*Task details:*
Which lines of the listing below contain the word "LEARNING"? Return them.

*Entries shown:*
○ ○ ○
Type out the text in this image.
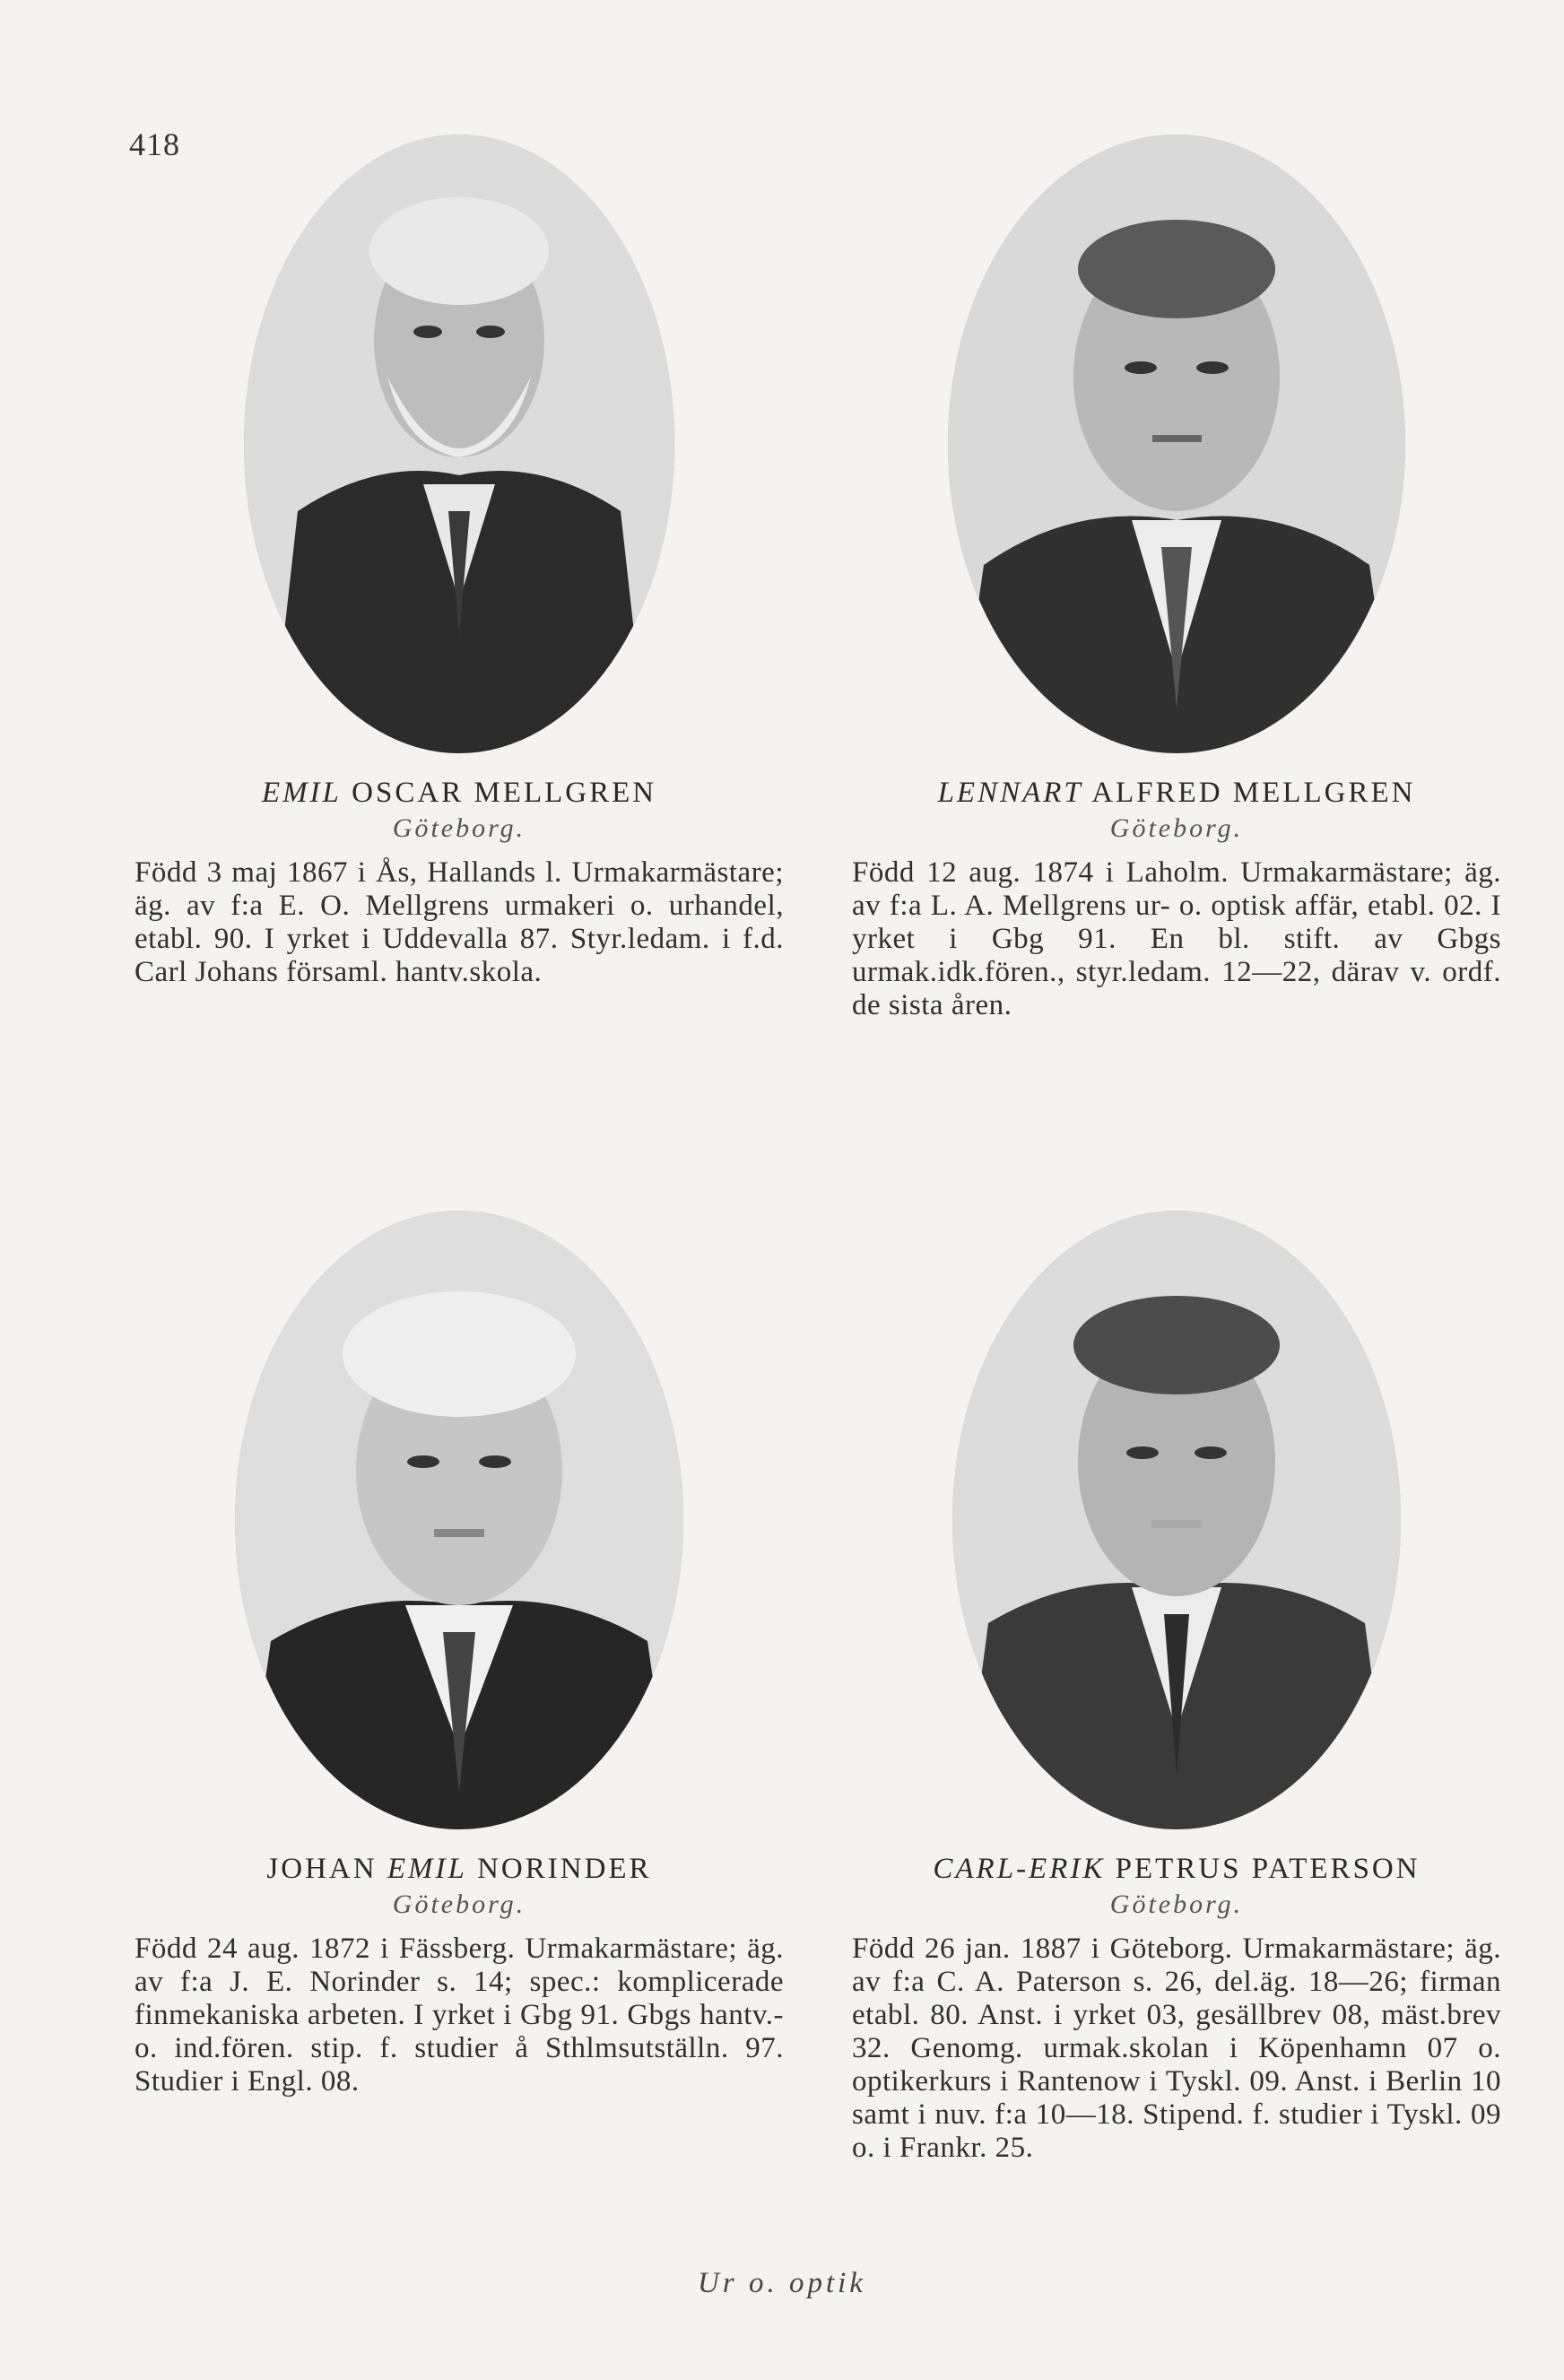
418
EMIL OSCAR MELLGREN
Göteborg.
Född 3 maj 1867 i Ås, Hallands l. Urmakarmästare; äg. av f:a E. O. Mellgrens urmakeri o. urhandel, etabl. 90. I yrket i Uddevalla 87. Styr.ledam. i f.d. Carl Johans församl. hantv.skola.
LENNART ALFRED MELLGREN
Göteborg.
Född 12 aug. 1874 i Laholm. Urmakarmästare; äg. av f:a L. A. Mellgrens ur- o. optisk affär, etabl. 02. I yrket i Gbg 91. En bl. stift. av Gbgs urmak.idk.fören., styr.ledam. 12—22, därav v. ordf. de sista åren.
JOHAN EMIL NORINDER
Göteborg.
Född 24 aug. 1872 i Fässberg. Urmakarmästare; äg. av f:a J. E. Norinder s. 14; spec.: komplicerade finmekaniska arbeten. I yrket i Gbg 91. Gbgs hantv.- o. ind.fören. stip. f. studier å Sthlmsutställn. 97. Studier i Engl. 08.
CARL-ERIK PETRUS PATERSON
Göteborg.
Född 26 jan. 1887 i Göteborg. Urmakarmästare; äg. av f:a C. A. Paterson s. 26, del.äg. 18—26; firman etabl. 80. Anst. i yrket 03, gesällbrev 08, mäst.brev 32. Genomg. urmak.skolan i Köpenhamn 07 o. optikerkurs i Rantenow i Tyskl. 09. Anst. i Berlin 10 samt i nuv. f:a 10—18. Stipend. f. studier i Tyskl. 09 o. i Frankr. 25.
Ur o. optik
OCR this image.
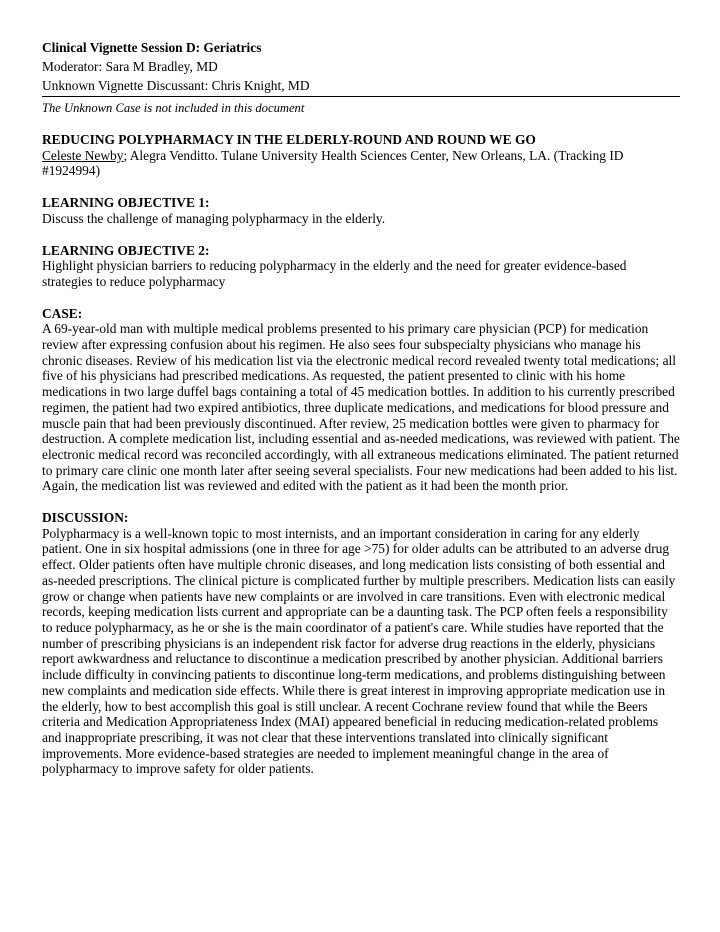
Clinical Vignette Session D: Geriatrics
Moderator: Sara M Bradley, MD
Unknown Vignette Discussant: Chris Knight, MD
The Unknown Case is not included in this document
REDUCING POLYPHARMACY IN THE ELDERLY-ROUND AND ROUND WE GO

Celeste Newby; Alegra Venditto. Tulane University Health Sciences Center, New Orleans, LA. (Tracking ID #1924994)

LEARNING OBJECTIVE 1:
Discuss the challenge of managing polypharmacy in the elderly.
LEARNING OBJECTIVE 2:
Highlight physician barriers to reducing polypharmacy in the elderly and the need for greater evidence-based strategies to reduce polypharmacy
CASE:
A 69-year-old man with multiple medical problems presented to his primary care physician (PCP) for medication review after expressing confusion about his regimen. He also sees four subspecialty physicians who manage his chronic diseases. Review of his medication list via the electronic medical record revealed twenty total medications; all five of his physicians had prescribed medications. As requested, the patient presented to clinic with his home medications in two large duffel bags containing a total of 45 medication bottles. In addition to his currently prescribed regimen, the patient had two expired antibiotics, three duplicate medications, and medications for blood pressure and muscle pain that had been previously discontinued. After review, 25 medication bottles were given to pharmacy for destruction. A complete medication list, including essential and as-needed medications, was reviewed with patient. The electronic medical record was reconciled accordingly, with all extraneous medications eliminated. The patient returned to primary care clinic one month later after seeing several specialists. Four new medications had been added to his list. Again, the medication list was reviewed and edited with the patient as it had been the month prior.
DISCUSSION:
Polypharmacy is a well-known topic to most internists, and an important consideration in caring for any elderly patient. One in six hospital admissions (one in three for age >75) for older adults can be attributed to an adverse drug effect. Older patients often have multiple chronic diseases, and long medication lists consisting of both essential and as-needed prescriptions. The clinical picture is complicated further by multiple prescribers. Medication lists can easily grow or change when patients have new complaints or are involved in care transitions. Even with electronic medical records, keeping medication lists current and appropriate can be a daunting task. The PCP often feels a responsibility to reduce polypharmacy, as he or she is the main coordinator of a patient's care. While studies have reported that the number of prescribing physicians is an independent risk factor for adverse drug reactions in the elderly, physicians report awkwardness and reluctance to discontinue a medication prescribed by another physician. Additional barriers include difficulty in convincing patients to discontinue long-term medications, and problems distinguishing between new complaints and medication side effects. While there is great interest in improving appropriate medication use in the elderly, how to best accomplish this goal is still unclear. A recent Cochrane review found that while the Beers criteria and Medication Appropriateness Index (MAI) appeared beneficial in reducing medication-related problems and inappropriate prescribing, it was not clear that these interventions translated into clinically significant improvements. More evidence-based strategies are needed to implement meaningful change in the area of polypharmacy to improve safety for older patients.
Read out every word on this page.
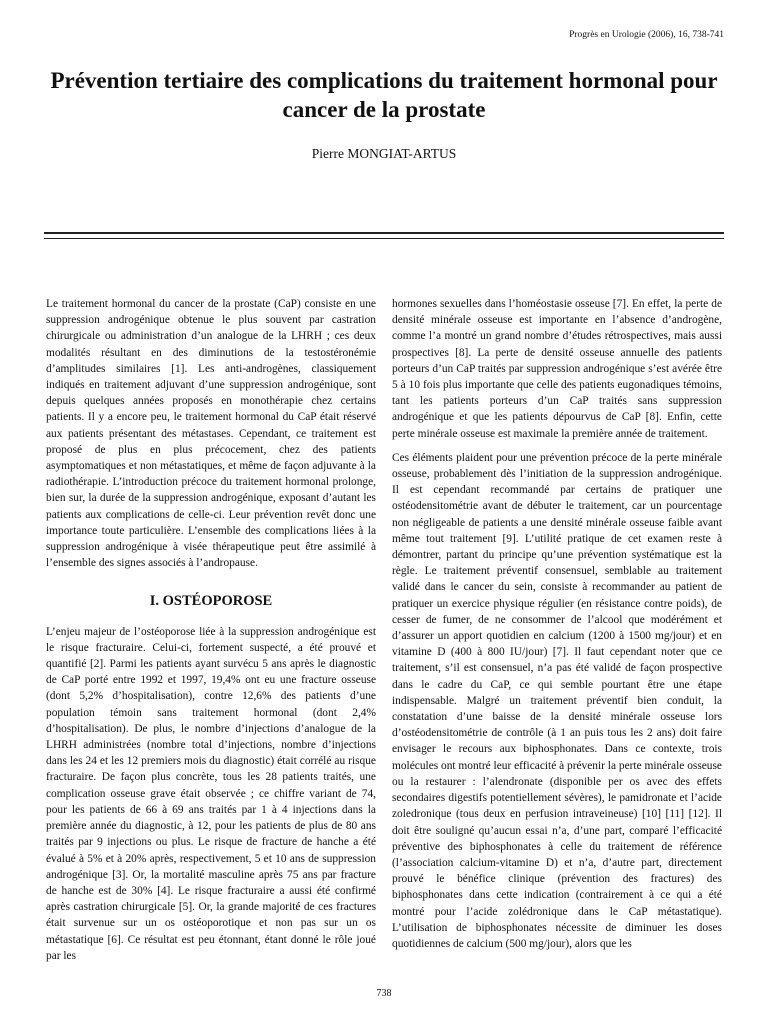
Progrès en Urologie (2006), 16, 738-741
Prévention tertiaire des complications du traitement hormonal pour cancer de la prostate
Pierre MONGIAT-ARTUS

Le traitement hormonal du cancer de la prostate (CaP) consiste en une suppression androgénique obtenue le plus souvent par castration chirurgicale ou administration d’un analogue de la LHRH ; ces deux modalités résultant en des diminutions de la testostéronémie d’amplitudes similaires [1]. Les anti-androgènes, classiquement indiqués en traitement adjuvant d’une suppression androgénique, sont depuis quelques années proposés en monothérapie chez certains patients. Il y a encore peu, le traitement hormonal du CaP était réservé aux patients présentant des métastases. Cependant, ce traitement est proposé de plus en plus précocement, chez des patients asymptomatiques et non métastatiques, et même de façon adjuvante à la radiothérapie. L’introduction précoce du traitement hormonal prolonge, bien sur, la durée de la suppression androgénique, exposant d’autant les patients aux complications de celle-ci. Leur prévention revêt donc une importance toute particulière. L’ensemble des complications liées à la suppression androgénique à visée thérapeutique peut être assimilé à l’ensemble des signes associés à l’andropause.

I. OSTÉOPOROSE

L’enjeu majeur de l’ostéoporose liée à la suppression androgénique est le risque fracturaire. Celui-ci, fortement suspecté, a été prouvé et quantifié [2]. Parmi les patients ayant survécu 5 ans après le diagnostic de CaP porté entre 1992 et 1997, 19,4% ont eu une fracture osseuse (dont 5,2% d’hospitalisation), contre 12,6% des patients d’une population témoin sans traitement hormonal (dont 2,4% d’hospitalisation). De plus, le nombre d’injections d’analogue de la LHRH administrées (nombre total d’injections, nombre d’injections dans les 24 et les 12 premiers mois du diagnostic) était corrélé au risque fracturaire. De façon plus concrète, tous les 28 patients traités, une complication osseuse grave était observée ; ce chiffre variant de 74, pour les patients de 66 à 69 ans traités par 1 à 4 injections dans la première année du diagnostic, à 12, pour les patients de plus de 80 ans traités par 9 injections ou plus. Le risque de fracture de hanche a été évalué à 5% et à 20% après, respectivement, 5 et 10 ans de suppression androgénique [3]. Or, la mortalité masculine après 75 ans par fracture de hanche est de 30% [4]. Le risque fracturaire a aussi été confirmé après castration chirurgicale [5]. Or, la grande majorité de ces fractures était survenue sur un os ostéoporotique et non pas sur un os métastatique [6]. Ce résultat est peu étonnant, étant donné le rôle joué par les

hormones sexuelles dans l’homéostasie osseuse [7]. En effet, la perte de densité minérale osseuse est importante en l’absence d’androgène, comme l’a montré un grand nombre d’études rétrospectives, mais aussi prospectives [8]. La perte de densité osseuse annuelle des patients porteurs d’un CaP traités par suppression androgénique s’est avérée être 5 à 10 fois plus importante que celle des patients eugonadiques témoins, tant les patients porteurs d’un CaP traités sans suppression androgénique et que les patients dépourvus de CaP [8]. Enfin, cette perte minérale osseuse est maximale la première année de traitement.

Ces éléments plaident pour une prévention précoce de la perte minérale osseuse, probablement dès l’initiation de la suppression androgénique. Il est cependant recommandé par certains de pratiquer une ostéodensitométrie avant de débuter le traitement, car un pourcentage non négligeable de patients a une densité minérale osseuse faible avant même tout traitement [9]. L’utilité pratique de cet examen reste à démontrer, partant du principe qu’une prévention systématique est la règle. Le traitement préventif consensuel, semblable au traitement validé dans le cancer du sein, consiste à recommander au patient de pratiquer un exercice physique régulier (en résistance contre poids), de cesser de fumer, de ne consommer de l’alcool que modérément et d’assurer un apport quotidien en calcium (1200 à 1500 mg/jour) et en vitamine D (400 à 800 IU/jour) [7]. Il faut cependant noter que ce traitement, s’il est consensuel, n’a pas été validé de façon prospective dans le cadre du CaP, ce qui semble pourtant être une étape indispensable. Malgré un traitement préventif bien conduit, la constatation d’une baisse de la densité minérale osseuse lors d’ostéodensitométrie de contrôle (à 1 an puis tous les 2 ans) doit faire envisager le recours aux biphosphonates. Dans ce contexte, trois molécules ont montré leur efficacité à prévenir la perte minérale osseuse ou la restaurer : l’alendronate (disponible per os avec des effets secondaires digestifs potentiellement sévères), le pamidronate et l’acide zoledronique (tous deux en perfusion intraveineuse) [10] [11] [12]. Il doit être souligné qu’aucun essai n’a, d’une part, comparé l’efficacité préventive des biphosphonates à celle du traitement de référence (l’association calcium-vitamine D) et n’a, d’autre part, directement prouvé le bénéfice clinique (prévention des fractures) des biphosphonates dans cette indication (contrairement à ce qui a été montré pour l’acide zolédronique dans le CaP métastatique). L’utilisation de biphosphonates nécessite de diminuer les doses quotidiennes de calcium (500 mg/jour), alors que les

738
○ ○ ○
*Worked solution:*
LEARNING OBJECTIVE 1:
LEARNING OBJECTIVE 2:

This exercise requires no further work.